[Given problem]
Return every line below in which "name" appears.

--------

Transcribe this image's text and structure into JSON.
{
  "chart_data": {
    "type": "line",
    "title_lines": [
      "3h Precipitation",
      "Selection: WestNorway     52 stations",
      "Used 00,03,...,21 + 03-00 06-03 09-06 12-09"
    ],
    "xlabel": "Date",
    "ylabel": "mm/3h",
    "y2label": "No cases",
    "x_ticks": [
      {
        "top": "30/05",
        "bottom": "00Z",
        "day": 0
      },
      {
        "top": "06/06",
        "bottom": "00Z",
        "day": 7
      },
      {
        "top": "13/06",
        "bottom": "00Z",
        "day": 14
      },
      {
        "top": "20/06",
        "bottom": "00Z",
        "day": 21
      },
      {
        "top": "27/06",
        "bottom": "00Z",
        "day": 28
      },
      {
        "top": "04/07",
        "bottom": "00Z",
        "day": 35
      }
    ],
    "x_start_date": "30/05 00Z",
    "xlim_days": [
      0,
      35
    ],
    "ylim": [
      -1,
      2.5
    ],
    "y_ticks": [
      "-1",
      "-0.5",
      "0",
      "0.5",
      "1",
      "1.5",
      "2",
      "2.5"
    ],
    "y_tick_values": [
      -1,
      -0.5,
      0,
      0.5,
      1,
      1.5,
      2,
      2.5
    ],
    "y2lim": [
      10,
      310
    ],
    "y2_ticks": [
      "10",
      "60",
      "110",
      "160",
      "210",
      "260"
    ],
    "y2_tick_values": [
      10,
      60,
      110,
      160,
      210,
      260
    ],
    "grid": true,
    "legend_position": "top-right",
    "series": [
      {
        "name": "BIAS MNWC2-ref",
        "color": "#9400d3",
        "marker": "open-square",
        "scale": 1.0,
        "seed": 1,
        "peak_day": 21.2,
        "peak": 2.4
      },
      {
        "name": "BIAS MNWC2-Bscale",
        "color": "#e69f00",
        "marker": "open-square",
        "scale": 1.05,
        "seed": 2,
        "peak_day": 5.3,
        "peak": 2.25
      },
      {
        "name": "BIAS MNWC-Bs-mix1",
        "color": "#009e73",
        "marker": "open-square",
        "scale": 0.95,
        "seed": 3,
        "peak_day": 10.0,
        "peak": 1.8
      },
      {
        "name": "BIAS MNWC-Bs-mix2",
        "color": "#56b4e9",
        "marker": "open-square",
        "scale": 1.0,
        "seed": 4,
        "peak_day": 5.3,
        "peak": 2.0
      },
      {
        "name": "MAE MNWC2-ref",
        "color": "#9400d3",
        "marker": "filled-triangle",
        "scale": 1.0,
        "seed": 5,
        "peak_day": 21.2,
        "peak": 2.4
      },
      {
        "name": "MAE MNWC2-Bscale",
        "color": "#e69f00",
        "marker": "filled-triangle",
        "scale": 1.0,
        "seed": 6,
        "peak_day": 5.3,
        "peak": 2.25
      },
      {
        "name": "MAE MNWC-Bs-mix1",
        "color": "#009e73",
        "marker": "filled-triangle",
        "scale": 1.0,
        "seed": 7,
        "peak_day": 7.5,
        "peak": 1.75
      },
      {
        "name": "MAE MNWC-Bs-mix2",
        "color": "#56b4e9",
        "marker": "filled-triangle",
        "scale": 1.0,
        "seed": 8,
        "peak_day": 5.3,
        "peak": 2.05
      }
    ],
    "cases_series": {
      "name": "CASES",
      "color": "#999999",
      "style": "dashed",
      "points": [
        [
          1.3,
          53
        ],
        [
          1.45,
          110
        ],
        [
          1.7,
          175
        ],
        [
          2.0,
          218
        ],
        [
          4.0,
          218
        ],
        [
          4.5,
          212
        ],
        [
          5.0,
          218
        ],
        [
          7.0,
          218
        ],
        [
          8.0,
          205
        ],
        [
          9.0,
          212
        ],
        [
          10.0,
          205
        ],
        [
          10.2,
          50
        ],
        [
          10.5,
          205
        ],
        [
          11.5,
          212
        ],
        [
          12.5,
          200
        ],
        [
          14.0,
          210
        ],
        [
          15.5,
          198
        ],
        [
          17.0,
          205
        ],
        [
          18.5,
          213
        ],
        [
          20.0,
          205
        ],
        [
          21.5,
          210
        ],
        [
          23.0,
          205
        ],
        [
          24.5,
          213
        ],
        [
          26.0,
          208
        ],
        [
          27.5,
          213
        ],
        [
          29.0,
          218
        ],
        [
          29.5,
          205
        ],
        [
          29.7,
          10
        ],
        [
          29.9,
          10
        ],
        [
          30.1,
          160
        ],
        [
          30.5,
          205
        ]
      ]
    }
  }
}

--------

[Written reply]
        "name": "BIAS MNWC2-ref",
        "name": "BIAS MNWC2-Bscale",
        "name": "BIAS MNWC-Bs-mix1",
        "name": "BIAS MNWC-Bs-mix2",
        "name": "MAE MNWC2-ref",
        "name": "MAE MNWC2-Bscale",
        "name": "MAE MNWC-Bs-mix1",
        "name": "MAE MNWC-Bs-mix2",
      "name": "CASES",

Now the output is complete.